= Given task =
Produce a word-for-word copy of the listing below without its pictures.

╭──

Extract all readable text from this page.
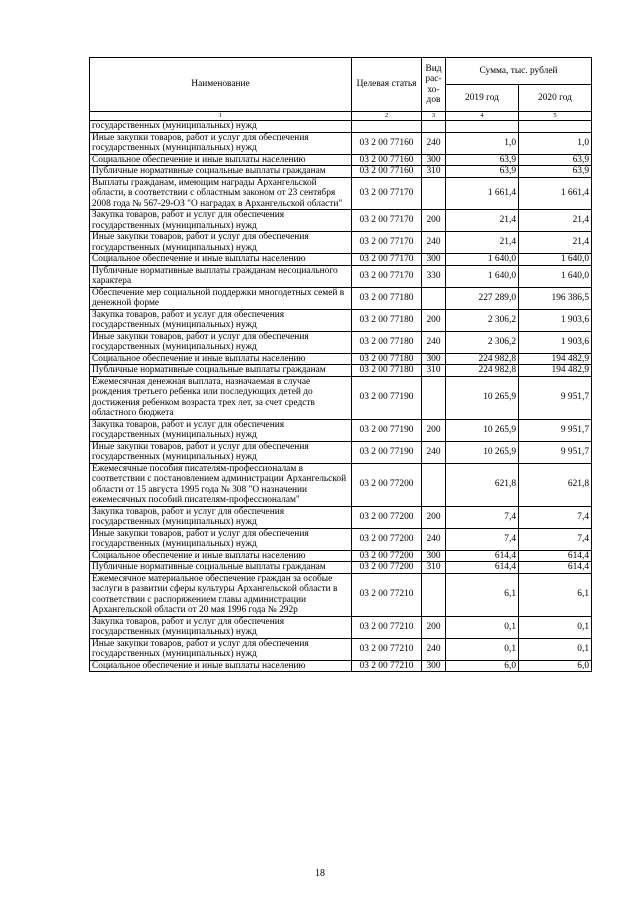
Наименование	Целевая статья	Вид рас-хо-дов	Сумма, тыс. рублей	
			2019 год	2020 год
1	2	3	4	5
государственных (муниципальных) нужд				
Иные закупки товаров, работ и услуг для обеспечения государственных (муниципальных) нужд	03 2 00 77160	240	1,0	1,0
Социальное обеспечение и иные выплаты населению	03 2 00 77160	300	63,9	63,9
Публичные нормативные социальные выплаты гражданам	03 2 00 77160	310	63,9	63,9
Выплаты гражданам, имеющим награды Архангельской области, в соответствии с областным законом от 23 сентября 2008 года № 567-29-ОЗ "О наградах в Архангельской области"	03 2 00 77170		1 661,4	1 661,4
Закупка товаров, работ и услуг для обеспечения государственных (муниципальных) нужд	03 2 00 77170	200	21,4	21,4
Иные закупки товаров, работ и услуг для обеспечения государственных (муниципальных) нужд	03 2 00 77170	240	21,4	21,4
Социальное обеспечение и иные выплаты населению	03 2 00 77170	300	1 640,0	1 640,0
Публичные нормативные выплаты гражданам несоциального характера	03 2 00 77170	330	1 640,0	1 640,0
Обеспечение мер социальной поддержки многодетных семей в денежной форме	03 2 00 77180		227 289,0	196 386,5
Закупка товаров, работ и услуг для обеспечения государственных (муниципальных) нужд	03 2 00 77180	200	2 306,2	1 903,6
Иные закупки товаров, работ и услуг для обеспечения государственных (муниципальных) нужд	03 2 00 77180	240	2 306,2	1 903,6
Социальное обеспечение и иные выплаты населению	03 2 00 77180	300	224 982,8	194 482,9
Публичные нормативные социальные выплаты гражданам	03 2 00 77180	310	224 982,8	194 482,9
Ежемесячная денежная выплата, назначаемая в случае рождения третьего ребенка или последующих детей до достижения ребенком возраста трех лет, за счет средств областного бюджета	03 2 00 77190		10 265,9	9 951,7
Закупка товаров, работ и услуг для обеспечения государственных (муниципальных) нужд	03 2 00 77190	200	10 265,9	9 951,7
Иные закупки товаров, работ и услуг для обеспечения государственных (муниципальных) нужд	03 2 00 77190	240	10 265,9	9 951,7
Ежемесячные пособия писателям-профессионалам в соответствии с постановлением администрации Архангельской области от 15 августа 1995 года № 308 "О назначении ежемесячных пособий писателям-профессионалам"	03 2 00 77200		621,8	621,8
Закупка товаров, работ и услуг для обеспечения государственных (муниципальных) нужд	03 2 00 77200	200	7,4	7,4
Иные закупки товаров, работ и услуг для обеспечения государственных (муниципальных) нужд	03 2 00 77200	240	7,4	7,4
Социальное обеспечение и иные выплаты населению	03 2 00 77200	300	614,4	614,4
Публичные нормативные социальные выплаты гражданам	03 2 00 77200	310	614,4	614,4
Ежемесячное материальное обеспечение граждан за особые заслуги в развитии сферы культуры Архангельской области в соответствии с распоряжением главы администрации Архангельской области от 20 мая 1996 года № 292р	03 2 00 77210		6,1	6,1
Закупка товаров, работ и услуг для обеспечения государственных (муниципальных) нужд	03 2 00 77210	200	0,1	0,1
Иные закупки товаров, работ и услуг для обеспечения государственных (муниципальных) нужд	03 2 00 77210	240	0,1	0,1
Социальное обеспечение и иные выплаты населению	03 2 00 77210	300	6,0	6,0
18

╰──

= Output of the exercise =
Extract all readable text from this page.
Наименование	Целевая статья	Вид рас-хо-дов	Сумма, тыс. рублей	
			2019 год	2020 год
1	2	3	4	5
государственных (муниципальных) нужд				
Иные закупки товаров, работ и услуг для обеспечения государственных (муниципальных) нужд	03 2 00 77160	240	1,0	1,0
Социальное обеспечение и иные выплаты населению	03 2 00 77160	300	63,9	63,9
Публичные нормативные социальные выплаты гражданам	03 2 00 77160	310	63,9	63,9
Выплаты гражданам, имеющим награды Архангельской области, в соответствии с областным законом от 23 сентября 2008 года № 567-29-ОЗ "О наградах в Архангельской области"	03 2 00 77170		1 661,4	1 661,4
Закупка товаров, работ и услуг для обеспечения государственных (муниципальных) нужд	03 2 00 77170	200	21,4	21,4
Иные закупки товаров, работ и услуг для обеспечения государственных (муниципальных) нужд	03 2 00 77170	240	21,4	21,4
Социальное обеспечение и иные выплаты населению	03 2 00 77170	300	1 640,0	1 640,0
Публичные нормативные выплаты гражданам несоциального характера	03 2 00 77170	330	1 640,0	1 640,0
Обеспечение мер социальной поддержки многодетных семей в денежной форме	03 2 00 77180		227 289,0	196 386,5
Закупка товаров, работ и услуг для обеспечения государственных (муниципальных) нужд	03 2 00 77180	200	2 306,2	1 903,6
Иные закупки товаров, работ и услуг для обеспечения государственных (муниципальных) нужд	03 2 00 77180	240	2 306,2	1 903,6
Социальное обеспечение и иные выплаты населению	03 2 00 77180	300	224 982,8	194 482,9
Публичные нормативные социальные выплаты гражданам	03 2 00 77180	310	224 982,8	194 482,9
Ежемесячная денежная выплата, назначаемая в случае рождения третьего ребенка или последующих детей до достижения ребенком возраста трех лет, за счет средств областного бюджета	03 2 00 77190		10 265,9	9 951,7
Закупка товаров, работ и услуг для обеспечения государственных (муниципальных) нужд	03 2 00 77190	200	10 265,9	9 951,7
Иные закупки товаров, работ и услуг для обеспечения государственных (муниципальных) нужд	03 2 00 77190	240	10 265,9	9 951,7
Ежемесячные пособия писателям-профессионалам в соответствии с постановлением администрации Архангельской области от 15 августа 1995 года № 308 "О назначении ежемесячных пособий писателям-профессионалам"	03 2 00 77200		621,8	621,8
Закупка товаров, работ и услуг для обеспечения государственных (муниципальных) нужд	03 2 00 77200	200	7,4	7,4
Иные закупки товаров, работ и услуг для обеспечения государственных (муниципальных) нужд	03 2 00 77200	240	7,4	7,4
Социальное обеспечение и иные выплаты населению	03 2 00 77200	300	614,4	614,4
Публичные нормативные социальные выплаты гражданам	03 2 00 77200	310	614,4	614,4
Ежемесячное материальное обеспечение граждан за особые заслуги в развитии сферы культуры Архангельской области в соответствии с распоряжением главы администрации Архангельской области от 20 мая 1996 года № 292р	03 2 00 77210		6,1	6,1
Закупка товаров, работ и услуг для обеспечения государственных (муниципальных) нужд	03 2 00 77210	200	0,1	0,1
Иные закупки товаров, работ и услуг для обеспечения государственных (муниципальных) нужд	03 2 00 77210	240	0,1	0,1
Социальное обеспечение и иные выплаты населению	03 2 00 77210	300	6,0	6,0
18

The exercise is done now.